— Start RECORD SET —
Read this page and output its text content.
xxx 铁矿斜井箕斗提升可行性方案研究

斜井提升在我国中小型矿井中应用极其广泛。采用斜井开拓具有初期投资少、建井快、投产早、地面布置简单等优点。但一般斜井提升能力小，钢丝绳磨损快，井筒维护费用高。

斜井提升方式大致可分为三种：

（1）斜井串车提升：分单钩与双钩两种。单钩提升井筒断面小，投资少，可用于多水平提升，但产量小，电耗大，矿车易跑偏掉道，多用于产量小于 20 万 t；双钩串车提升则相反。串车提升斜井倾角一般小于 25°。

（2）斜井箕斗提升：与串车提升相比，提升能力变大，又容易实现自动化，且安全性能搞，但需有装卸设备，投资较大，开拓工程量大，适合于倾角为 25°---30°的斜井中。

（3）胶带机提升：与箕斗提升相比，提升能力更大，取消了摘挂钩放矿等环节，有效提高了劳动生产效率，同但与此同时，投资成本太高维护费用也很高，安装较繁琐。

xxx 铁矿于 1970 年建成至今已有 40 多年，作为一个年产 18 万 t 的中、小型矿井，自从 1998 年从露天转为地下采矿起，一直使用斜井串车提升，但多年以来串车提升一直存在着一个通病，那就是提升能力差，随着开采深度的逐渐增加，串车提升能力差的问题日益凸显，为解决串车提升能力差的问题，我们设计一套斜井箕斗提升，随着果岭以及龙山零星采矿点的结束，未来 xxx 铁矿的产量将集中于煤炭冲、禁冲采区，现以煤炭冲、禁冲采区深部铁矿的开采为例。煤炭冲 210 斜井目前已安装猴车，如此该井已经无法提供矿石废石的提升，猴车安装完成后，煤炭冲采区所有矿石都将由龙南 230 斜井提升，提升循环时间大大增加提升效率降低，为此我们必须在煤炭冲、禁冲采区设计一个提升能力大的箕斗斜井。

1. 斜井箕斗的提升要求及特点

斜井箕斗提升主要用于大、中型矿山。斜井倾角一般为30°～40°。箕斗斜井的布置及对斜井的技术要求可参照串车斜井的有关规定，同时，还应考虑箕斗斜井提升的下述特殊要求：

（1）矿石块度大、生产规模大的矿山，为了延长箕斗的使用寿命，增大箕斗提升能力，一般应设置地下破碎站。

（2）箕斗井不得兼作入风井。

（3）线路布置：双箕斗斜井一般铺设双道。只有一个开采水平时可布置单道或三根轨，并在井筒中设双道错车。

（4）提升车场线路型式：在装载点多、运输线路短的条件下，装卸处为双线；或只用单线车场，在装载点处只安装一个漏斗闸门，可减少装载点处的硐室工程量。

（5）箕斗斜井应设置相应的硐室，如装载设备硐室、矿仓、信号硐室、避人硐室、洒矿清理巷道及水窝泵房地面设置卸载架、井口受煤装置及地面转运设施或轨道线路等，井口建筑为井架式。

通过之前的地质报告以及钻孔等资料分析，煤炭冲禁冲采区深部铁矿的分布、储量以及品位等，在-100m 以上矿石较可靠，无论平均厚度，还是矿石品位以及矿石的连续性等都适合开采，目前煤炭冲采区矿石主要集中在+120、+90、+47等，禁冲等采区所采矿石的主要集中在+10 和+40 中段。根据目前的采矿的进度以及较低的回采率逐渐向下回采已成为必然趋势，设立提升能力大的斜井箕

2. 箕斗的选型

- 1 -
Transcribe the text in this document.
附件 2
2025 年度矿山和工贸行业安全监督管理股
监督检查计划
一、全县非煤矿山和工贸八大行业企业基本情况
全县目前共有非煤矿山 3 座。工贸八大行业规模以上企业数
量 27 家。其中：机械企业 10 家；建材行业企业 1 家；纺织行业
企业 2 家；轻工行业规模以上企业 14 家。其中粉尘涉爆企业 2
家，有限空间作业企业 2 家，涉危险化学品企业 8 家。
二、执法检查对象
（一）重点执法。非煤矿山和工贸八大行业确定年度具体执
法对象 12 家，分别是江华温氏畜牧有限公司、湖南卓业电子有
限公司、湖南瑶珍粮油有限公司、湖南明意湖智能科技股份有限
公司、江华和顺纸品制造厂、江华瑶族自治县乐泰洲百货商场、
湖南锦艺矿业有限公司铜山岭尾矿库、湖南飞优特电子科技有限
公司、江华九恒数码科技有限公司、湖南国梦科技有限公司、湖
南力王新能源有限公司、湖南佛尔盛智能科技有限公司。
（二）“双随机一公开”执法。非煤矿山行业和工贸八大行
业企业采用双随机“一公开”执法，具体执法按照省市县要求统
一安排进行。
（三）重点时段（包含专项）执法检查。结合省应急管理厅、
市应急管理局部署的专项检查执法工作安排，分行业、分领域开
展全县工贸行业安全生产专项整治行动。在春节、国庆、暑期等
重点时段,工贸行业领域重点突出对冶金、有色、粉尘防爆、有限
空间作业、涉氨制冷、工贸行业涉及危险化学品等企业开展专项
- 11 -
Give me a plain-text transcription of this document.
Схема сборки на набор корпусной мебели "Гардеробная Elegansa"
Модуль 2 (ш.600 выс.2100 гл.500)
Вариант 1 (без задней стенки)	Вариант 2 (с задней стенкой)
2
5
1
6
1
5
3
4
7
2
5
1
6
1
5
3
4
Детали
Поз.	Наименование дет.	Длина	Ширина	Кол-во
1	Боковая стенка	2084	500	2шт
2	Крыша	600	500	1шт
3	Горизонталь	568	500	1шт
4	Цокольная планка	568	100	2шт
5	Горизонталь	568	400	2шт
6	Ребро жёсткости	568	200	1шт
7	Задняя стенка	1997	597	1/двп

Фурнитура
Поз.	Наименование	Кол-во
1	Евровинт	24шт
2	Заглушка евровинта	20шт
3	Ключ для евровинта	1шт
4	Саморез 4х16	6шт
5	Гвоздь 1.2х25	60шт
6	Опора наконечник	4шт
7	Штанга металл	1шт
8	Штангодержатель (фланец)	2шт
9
— End RECORD SET —
Check each line above for the string "Наименование" and show the ones that have it.

OUTPUT OF THE TASK:
Поз.	Наименование дет.	Длина	Ширина	Кол-во
Поз.	Наименование	Кол-во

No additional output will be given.